[TASK OBJECTIVE] Pick out every line that holds the string "screenshot" and copy it.

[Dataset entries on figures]

■ ■ ■ ■

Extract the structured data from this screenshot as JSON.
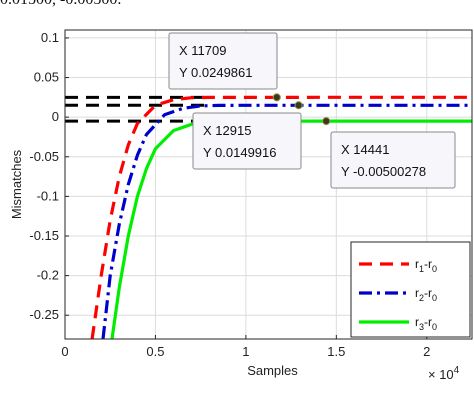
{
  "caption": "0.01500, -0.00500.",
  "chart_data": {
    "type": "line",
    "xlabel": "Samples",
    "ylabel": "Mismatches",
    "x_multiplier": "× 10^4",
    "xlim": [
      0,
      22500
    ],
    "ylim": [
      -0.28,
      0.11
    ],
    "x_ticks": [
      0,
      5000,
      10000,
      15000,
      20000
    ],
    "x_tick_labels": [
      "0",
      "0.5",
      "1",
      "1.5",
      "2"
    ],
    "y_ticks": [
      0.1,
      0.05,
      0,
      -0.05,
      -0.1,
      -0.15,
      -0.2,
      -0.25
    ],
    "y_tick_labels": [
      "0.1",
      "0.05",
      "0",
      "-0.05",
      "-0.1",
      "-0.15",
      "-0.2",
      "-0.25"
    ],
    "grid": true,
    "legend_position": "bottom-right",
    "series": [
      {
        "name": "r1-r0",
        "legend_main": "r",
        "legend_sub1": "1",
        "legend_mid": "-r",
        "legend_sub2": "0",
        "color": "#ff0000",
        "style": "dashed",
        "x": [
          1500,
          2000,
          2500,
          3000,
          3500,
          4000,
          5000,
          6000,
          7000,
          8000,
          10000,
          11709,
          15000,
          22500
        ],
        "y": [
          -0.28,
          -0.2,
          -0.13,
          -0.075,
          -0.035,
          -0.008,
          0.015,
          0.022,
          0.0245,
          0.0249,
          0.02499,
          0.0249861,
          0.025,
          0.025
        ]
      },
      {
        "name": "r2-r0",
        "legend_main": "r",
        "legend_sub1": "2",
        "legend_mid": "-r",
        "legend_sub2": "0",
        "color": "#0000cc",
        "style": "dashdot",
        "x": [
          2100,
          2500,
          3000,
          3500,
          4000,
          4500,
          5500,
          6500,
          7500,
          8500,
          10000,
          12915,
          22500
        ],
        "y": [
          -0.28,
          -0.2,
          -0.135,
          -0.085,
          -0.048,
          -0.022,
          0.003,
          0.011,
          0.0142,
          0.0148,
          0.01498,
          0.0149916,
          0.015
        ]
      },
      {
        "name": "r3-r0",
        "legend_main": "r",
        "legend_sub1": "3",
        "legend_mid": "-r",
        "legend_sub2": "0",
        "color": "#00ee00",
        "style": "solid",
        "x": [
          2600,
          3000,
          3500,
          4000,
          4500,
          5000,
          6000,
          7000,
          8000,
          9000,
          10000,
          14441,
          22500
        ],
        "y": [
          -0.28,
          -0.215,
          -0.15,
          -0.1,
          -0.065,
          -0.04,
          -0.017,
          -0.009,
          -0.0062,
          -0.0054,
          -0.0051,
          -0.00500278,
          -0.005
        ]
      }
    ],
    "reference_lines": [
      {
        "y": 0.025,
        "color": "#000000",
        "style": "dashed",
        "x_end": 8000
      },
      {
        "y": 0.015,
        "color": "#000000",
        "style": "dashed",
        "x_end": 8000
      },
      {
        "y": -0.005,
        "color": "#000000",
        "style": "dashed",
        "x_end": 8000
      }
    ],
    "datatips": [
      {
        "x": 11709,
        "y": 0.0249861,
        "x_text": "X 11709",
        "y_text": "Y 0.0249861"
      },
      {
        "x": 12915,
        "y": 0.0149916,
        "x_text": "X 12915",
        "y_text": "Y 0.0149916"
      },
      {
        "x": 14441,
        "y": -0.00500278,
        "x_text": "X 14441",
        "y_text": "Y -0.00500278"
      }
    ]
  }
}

■ ■ ■ ■

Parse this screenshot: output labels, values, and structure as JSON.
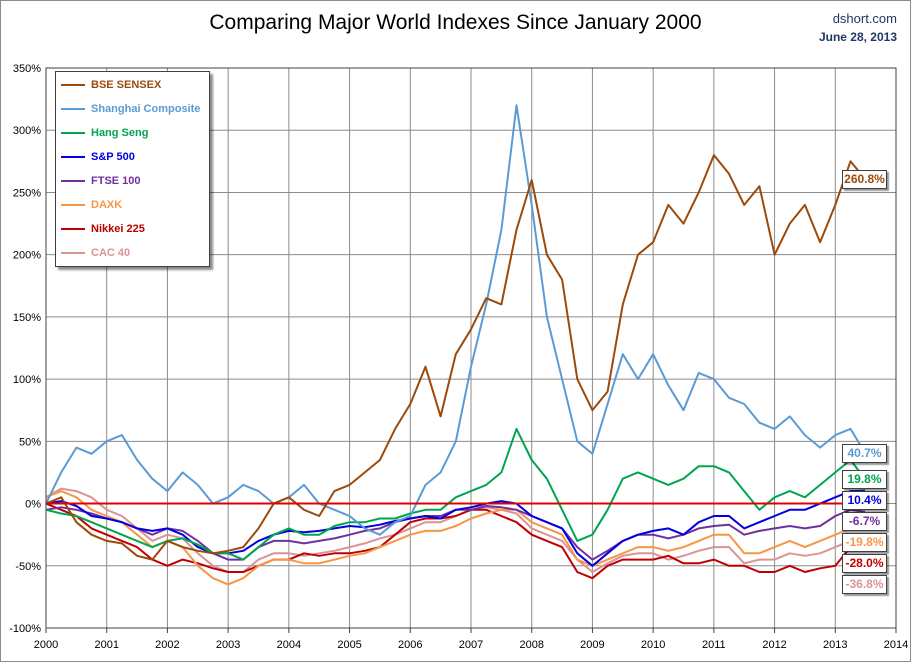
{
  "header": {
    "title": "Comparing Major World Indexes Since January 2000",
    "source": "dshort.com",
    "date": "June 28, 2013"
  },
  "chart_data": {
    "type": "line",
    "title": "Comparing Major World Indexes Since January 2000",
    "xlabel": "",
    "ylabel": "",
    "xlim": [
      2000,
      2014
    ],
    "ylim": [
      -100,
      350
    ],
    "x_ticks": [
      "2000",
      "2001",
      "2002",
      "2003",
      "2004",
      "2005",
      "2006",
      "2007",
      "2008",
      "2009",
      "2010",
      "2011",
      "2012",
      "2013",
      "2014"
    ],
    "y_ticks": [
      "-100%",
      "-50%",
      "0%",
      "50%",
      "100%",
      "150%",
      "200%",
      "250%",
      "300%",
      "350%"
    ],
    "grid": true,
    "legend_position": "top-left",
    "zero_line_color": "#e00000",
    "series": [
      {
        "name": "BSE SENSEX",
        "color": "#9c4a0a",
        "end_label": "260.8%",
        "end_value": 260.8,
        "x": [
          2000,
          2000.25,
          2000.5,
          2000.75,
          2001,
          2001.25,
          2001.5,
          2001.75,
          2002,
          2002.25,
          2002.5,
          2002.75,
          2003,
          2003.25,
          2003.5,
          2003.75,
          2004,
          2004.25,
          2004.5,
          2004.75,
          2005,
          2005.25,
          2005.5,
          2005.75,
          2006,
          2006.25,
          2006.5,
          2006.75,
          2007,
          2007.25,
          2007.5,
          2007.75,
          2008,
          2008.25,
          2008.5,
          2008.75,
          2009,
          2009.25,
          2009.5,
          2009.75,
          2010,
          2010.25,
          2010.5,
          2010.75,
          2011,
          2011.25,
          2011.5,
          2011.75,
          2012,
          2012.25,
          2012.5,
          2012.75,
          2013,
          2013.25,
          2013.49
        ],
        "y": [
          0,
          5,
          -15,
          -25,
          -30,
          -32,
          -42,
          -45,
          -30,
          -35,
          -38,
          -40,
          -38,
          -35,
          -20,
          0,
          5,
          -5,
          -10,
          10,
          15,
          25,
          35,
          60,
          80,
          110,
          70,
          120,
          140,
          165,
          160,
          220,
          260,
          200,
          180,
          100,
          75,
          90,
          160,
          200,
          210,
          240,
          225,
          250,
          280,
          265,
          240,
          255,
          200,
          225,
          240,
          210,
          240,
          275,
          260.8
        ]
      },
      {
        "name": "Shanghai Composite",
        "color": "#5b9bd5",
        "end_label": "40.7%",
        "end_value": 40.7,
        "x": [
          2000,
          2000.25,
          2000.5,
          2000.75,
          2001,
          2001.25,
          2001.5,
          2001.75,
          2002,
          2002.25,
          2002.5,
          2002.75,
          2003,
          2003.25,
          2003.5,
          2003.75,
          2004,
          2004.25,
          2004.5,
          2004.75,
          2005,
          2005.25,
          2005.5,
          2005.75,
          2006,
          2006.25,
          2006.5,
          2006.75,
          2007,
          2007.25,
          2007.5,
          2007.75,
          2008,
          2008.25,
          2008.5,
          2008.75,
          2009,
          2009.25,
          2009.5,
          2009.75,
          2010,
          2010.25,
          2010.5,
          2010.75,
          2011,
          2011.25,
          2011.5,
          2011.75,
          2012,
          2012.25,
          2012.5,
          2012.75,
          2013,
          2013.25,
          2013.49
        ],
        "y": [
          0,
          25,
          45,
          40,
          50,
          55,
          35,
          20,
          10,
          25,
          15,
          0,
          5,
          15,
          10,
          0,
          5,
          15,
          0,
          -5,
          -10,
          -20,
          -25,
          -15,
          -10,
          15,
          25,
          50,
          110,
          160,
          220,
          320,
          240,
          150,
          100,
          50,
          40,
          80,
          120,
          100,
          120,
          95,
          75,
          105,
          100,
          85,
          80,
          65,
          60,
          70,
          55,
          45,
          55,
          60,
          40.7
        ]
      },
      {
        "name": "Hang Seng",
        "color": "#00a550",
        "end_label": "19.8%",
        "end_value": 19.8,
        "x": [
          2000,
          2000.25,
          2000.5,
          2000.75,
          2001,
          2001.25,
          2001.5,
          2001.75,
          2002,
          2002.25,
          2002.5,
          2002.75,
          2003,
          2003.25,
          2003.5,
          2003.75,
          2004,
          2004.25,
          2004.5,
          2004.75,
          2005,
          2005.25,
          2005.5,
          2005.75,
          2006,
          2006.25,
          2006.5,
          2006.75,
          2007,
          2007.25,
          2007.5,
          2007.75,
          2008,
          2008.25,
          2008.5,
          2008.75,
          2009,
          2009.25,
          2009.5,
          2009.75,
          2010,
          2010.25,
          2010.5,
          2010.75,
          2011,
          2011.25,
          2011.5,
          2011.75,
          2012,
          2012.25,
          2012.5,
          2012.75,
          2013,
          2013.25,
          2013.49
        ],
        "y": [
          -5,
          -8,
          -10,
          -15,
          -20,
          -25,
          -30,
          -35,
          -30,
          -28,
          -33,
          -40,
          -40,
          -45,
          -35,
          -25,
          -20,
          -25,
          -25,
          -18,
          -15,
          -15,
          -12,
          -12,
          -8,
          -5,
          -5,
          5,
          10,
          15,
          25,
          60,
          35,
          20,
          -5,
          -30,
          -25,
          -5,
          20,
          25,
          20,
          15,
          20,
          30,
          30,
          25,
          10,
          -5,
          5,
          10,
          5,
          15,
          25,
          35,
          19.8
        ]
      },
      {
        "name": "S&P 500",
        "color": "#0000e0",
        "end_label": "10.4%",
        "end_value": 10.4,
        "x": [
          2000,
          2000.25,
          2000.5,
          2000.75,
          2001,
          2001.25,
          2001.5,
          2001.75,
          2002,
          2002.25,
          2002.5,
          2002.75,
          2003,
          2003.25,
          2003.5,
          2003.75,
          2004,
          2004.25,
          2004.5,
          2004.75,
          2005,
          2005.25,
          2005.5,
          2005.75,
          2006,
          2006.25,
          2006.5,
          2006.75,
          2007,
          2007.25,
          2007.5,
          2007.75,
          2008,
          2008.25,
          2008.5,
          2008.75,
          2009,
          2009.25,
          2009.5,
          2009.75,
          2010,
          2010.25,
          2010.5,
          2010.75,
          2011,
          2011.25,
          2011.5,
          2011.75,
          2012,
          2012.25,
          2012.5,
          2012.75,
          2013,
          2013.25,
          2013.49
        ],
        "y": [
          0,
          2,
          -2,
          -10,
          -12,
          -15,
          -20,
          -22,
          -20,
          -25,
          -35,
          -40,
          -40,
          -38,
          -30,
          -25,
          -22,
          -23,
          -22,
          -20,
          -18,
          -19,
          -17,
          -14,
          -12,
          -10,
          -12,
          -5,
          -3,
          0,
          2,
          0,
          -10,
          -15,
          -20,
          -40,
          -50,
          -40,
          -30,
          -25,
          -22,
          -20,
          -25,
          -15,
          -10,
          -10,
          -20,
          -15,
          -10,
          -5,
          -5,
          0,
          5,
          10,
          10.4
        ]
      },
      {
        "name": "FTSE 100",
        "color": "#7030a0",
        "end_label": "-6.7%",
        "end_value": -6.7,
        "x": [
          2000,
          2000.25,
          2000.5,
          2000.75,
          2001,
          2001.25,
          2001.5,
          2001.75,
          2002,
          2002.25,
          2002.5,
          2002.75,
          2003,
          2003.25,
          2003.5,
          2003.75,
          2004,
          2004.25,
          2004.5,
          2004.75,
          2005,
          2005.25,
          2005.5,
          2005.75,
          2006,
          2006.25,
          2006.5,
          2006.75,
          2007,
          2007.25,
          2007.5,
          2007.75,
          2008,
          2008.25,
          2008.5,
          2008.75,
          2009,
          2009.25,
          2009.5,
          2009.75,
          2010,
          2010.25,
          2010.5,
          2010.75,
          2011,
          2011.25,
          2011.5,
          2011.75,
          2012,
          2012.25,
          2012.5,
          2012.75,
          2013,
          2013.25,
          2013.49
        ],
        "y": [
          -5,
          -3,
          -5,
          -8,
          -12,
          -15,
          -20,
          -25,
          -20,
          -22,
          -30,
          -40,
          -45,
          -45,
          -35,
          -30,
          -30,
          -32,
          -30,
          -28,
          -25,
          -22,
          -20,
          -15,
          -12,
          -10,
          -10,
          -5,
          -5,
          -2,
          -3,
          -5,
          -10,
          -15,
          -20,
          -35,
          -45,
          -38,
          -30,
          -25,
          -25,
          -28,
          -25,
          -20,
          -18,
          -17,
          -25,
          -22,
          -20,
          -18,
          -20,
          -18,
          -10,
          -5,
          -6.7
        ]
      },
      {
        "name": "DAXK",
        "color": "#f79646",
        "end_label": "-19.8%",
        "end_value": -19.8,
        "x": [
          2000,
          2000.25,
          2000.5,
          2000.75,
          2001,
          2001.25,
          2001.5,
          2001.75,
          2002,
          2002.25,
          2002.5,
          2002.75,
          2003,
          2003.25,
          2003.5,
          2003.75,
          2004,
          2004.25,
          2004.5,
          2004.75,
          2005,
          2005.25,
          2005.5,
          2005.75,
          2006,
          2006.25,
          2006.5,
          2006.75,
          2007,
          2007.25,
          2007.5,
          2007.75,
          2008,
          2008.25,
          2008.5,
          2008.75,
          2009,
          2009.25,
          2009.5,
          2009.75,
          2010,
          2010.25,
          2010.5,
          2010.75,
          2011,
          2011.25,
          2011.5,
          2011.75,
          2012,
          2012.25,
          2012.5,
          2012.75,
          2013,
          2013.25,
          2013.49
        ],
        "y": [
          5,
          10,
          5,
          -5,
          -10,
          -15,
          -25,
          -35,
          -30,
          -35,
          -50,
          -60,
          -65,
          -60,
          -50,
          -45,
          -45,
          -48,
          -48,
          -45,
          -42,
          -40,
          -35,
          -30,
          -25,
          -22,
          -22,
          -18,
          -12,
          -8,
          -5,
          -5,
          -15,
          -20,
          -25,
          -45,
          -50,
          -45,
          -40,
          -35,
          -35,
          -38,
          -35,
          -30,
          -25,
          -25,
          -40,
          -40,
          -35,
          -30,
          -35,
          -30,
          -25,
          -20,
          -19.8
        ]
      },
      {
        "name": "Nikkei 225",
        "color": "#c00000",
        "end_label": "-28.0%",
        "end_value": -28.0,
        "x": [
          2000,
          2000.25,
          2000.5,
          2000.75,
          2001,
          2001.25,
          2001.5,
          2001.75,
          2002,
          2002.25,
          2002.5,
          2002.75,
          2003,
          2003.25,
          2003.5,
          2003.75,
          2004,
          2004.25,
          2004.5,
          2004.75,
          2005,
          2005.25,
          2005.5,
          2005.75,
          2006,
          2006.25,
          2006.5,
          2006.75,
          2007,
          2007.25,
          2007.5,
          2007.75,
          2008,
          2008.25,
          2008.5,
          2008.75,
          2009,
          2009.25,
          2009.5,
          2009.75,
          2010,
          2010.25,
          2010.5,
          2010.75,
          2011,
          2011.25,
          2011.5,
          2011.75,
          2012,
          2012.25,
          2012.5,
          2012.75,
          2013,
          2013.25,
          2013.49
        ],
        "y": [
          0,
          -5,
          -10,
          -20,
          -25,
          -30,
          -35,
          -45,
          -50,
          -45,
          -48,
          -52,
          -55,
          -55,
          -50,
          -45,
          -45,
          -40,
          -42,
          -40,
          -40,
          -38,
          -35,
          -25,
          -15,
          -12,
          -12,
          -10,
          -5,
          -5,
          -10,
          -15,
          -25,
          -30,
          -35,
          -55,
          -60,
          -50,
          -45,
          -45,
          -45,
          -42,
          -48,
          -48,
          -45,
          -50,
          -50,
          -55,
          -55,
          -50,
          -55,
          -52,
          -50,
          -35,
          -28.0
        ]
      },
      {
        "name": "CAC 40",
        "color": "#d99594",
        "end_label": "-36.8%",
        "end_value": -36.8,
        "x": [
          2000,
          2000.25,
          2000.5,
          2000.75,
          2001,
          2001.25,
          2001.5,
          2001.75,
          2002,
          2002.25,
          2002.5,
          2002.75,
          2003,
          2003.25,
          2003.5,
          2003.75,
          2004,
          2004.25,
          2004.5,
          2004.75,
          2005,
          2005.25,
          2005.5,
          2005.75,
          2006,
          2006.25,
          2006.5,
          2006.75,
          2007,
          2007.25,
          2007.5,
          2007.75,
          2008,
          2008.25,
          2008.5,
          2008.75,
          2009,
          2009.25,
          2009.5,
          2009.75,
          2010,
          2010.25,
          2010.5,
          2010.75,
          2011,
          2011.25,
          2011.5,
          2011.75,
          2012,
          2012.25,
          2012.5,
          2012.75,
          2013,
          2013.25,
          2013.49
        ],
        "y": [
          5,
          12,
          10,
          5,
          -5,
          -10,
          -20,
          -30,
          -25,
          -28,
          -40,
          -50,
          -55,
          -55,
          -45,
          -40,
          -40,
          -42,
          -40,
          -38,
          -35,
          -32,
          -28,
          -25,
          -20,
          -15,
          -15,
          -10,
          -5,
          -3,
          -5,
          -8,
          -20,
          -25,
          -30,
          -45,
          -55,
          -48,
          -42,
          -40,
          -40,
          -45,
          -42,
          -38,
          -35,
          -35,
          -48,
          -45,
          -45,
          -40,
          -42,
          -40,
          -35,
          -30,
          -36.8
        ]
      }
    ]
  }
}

■ ■ ■ ■

[RESULT OF THIS EXERCISE]
Extract the structured data from this screenshot as JSON.
Parse this screenshot: output labels, values, and structure as JSON.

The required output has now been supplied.